◆ Requirement 1
Count the lines in the records below that contain the string "スクリプトを保存", treating case as significant. Give only the number.

# Passage provided start

Warner Bros.' new Supergirl movie pulled in $37.1 million on its domestic opening weekend and $62.6 million globally. Those numbers sound like real money until you factor in what comes next: a projected lifetime domestic gross of just $100 million, a global total of $200 to $210 million, and losses estimated between $80 million and $120 million.
That's not a stumble. That's a faceplant in a cape.
The film, which follows Kara Zor-El — Superman's cousin — was supposed to be DC Studios' next major franchise launcher. Instead it became the studio's second catastrophic write-off of 2026. The first was "The Bride," which cratered to $23 million worldwide against a $90 million budget. Two nine-figure bets, two write-offs, same studio, same year.
The reasons were visible long before opening weekend.
The studio's marketing team leaned heavily into an "imperfect punk-rocker" angle for Kara — a deliberate departure from the traditional superhero archetype. Critics described what reached the screen as a "boozy existential crisis," a character written as a messy, perpetually hungover party girl rather than an aspirational hero. Lead actress Milly Alcock, 26, also discussed the character's queer identity in press interviews, framing Kara as bisexual — a choice that drew criticism from conservative and traditional comic fanbases who felt the film was prioritizing identity messaging over story.
Then Alcock made it personal.

# Passage provided end
# Stored data start

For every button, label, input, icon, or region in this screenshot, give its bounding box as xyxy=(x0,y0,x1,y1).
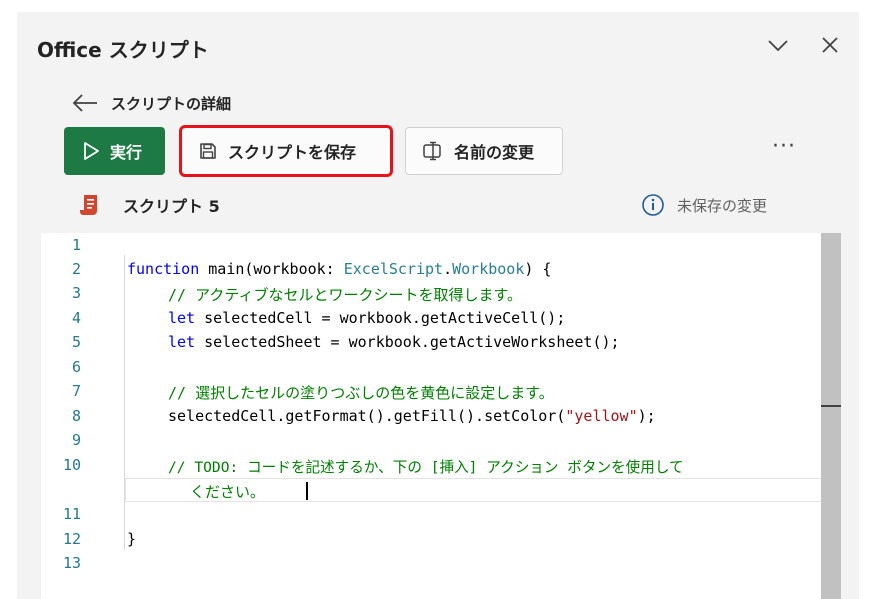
save-script-button[interactable]: スクリプトを保存 xyxy=(179,125,393,177)
code-token: "yellow" xyxy=(565,407,638,425)
script-panel: Office スクリプト スクリプトの詳細 実行 スクリプトを保存 名前の変更 … xyxy=(17,12,859,599)
code-line: let selectedSheet = workbook.getActiveWo… xyxy=(168,333,620,351)
panel-title: Office スクリプト xyxy=(37,38,209,62)
line-number: 2 xyxy=(71,260,81,278)
line-number: 1 xyxy=(71,236,81,254)
unsaved-status: 未保存の変更 xyxy=(641,192,767,218)
run-button-label: 実行 xyxy=(110,143,143,162)
rename-button-label: 名前の変更 xyxy=(454,143,535,162)
code-token: ) { xyxy=(524,260,552,278)
text-cursor xyxy=(306,482,308,500)
code-token: let xyxy=(168,309,196,327)
line-number: 12 xyxy=(62,530,81,548)
close-button[interactable] xyxy=(815,30,845,60)
code-editor[interactable]: 1 2 3 4 5 6 7 8 9 10 11 12 13 function m… xyxy=(41,233,841,599)
code-token: . xyxy=(443,260,453,278)
code-token: selectedSheet = workbook.getActiveWorksh… xyxy=(195,333,620,351)
code-line: } xyxy=(127,530,137,548)
code-token: main(workbook: xyxy=(199,260,344,278)
code-token: ExcelScript xyxy=(343,260,444,278)
line-number: 8 xyxy=(71,407,81,425)
code-comment: ください。 xyxy=(190,483,266,501)
code-token: selectedCell.getFormat().getFill().setCo… xyxy=(168,407,566,425)
line-number: 9 xyxy=(71,431,81,449)
indent-guide xyxy=(124,255,125,550)
run-button[interactable]: 実行 xyxy=(64,127,165,175)
code-line: let selectedCell = workbook.getActiveCel… xyxy=(168,309,565,327)
close-icon xyxy=(822,37,838,53)
more-options-button[interactable]: ··· xyxy=(767,136,801,166)
code-line: selectedCell.getFormat().getFill().setCo… xyxy=(168,407,656,425)
save-icon xyxy=(200,143,216,159)
script-file-icon xyxy=(80,195,97,215)
info-icon xyxy=(642,194,664,216)
line-number: 13 xyxy=(62,554,81,572)
code-comment: // TODO: コードを記述するか、下の [挿入] アクション ボタンを使用し… xyxy=(168,459,684,476)
script-name: スクリプト 5 xyxy=(123,197,220,216)
line-number: 4 xyxy=(71,309,81,327)
code-token: let xyxy=(168,333,196,351)
rename-button[interactable]: 名前の変更 xyxy=(405,127,563,175)
unsaved-changes-label: 未保存の変更 xyxy=(677,196,768,215)
code-token: function xyxy=(127,260,200,278)
collapse-button[interactable] xyxy=(763,30,793,60)
breadcrumb: スクリプトの詳細 xyxy=(71,89,231,117)
save-button-label: スクリプトを保存 xyxy=(228,143,357,162)
back-arrow-icon[interactable] xyxy=(71,93,99,113)
code-token: Workbook xyxy=(452,260,525,278)
vertical-scrollbar[interactable] xyxy=(821,233,841,599)
line-number: 10 xyxy=(62,456,81,474)
scroll-position-marker xyxy=(821,405,841,407)
script-details-label: スクリプトの詳細 xyxy=(111,94,232,113)
play-icon xyxy=(84,142,99,160)
script-title-row: スクリプト 5 xyxy=(79,192,220,218)
line-number: 6 xyxy=(71,358,81,376)
rename-icon xyxy=(423,141,441,161)
line-number: 11 xyxy=(62,505,81,523)
code-token: ); xyxy=(637,407,656,425)
chevron-down-icon xyxy=(768,40,788,52)
line-number: 7 xyxy=(71,382,81,400)
code-comment: // 選択したセルの塗りつぶしの色を黄色に設定します。 xyxy=(168,384,554,402)
line-number: 5 xyxy=(71,333,81,351)
code-token: selectedCell = workbook.getActiveCell(); xyxy=(195,309,566,327)
code-comment: // アクティブなセルとワークシートを取得します。 xyxy=(168,286,522,304)
line-number: 3 xyxy=(71,284,81,302)
code-line: function main(workbook: ExcelScript.Work… xyxy=(127,260,551,278)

# Stored data end

◆ Requirement 2
Output the full passage above on the Supergirl box-office results verbatim.

◆ Correct answer 1
3

◆ Correct answer 2
Warner Bros.' new Supergirl movie pulled in $37.1 million on its domestic opening weekend and $62.6 million globally. Those numbers sound like real money until you factor in what comes next: a projected lifetime domestic gross of just $100 million, a global total of $200 to $210 million, and losses estimated between $80 million and $120 million.
That's not a stumble. That's a faceplant in a cape.
The film, which follows Kara Zor-El — Superman's cousin — was supposed to be DC Studios' next major franchise launcher. Instead it became the studio's second catastrophic write-off of 2026. The first was "The Bride," which cratered to $23 million worldwide against a $90 million budget. Two nine-figure bets, two write-offs, same studio, same year.
The reasons were visible long before opening weekend.
The studio's marketing team leaned heavily into an "imperfect punk-rocker" angle for Kara — a deliberate departure from the traditional superhero archetype. Critics described what reached the screen as a "boozy existential crisis," a character written as a messy, perpetually hungover party girl rather than an aspirational hero. Lead actress Milly Alcock, 26, also discussed the character's queer identity in press interviews, framing Kara as bisexual — a choice that drew criticism from conservative and traditional comic fanbases who felt the film was prioritizing identity messaging over story.
Then Alcock made it personal.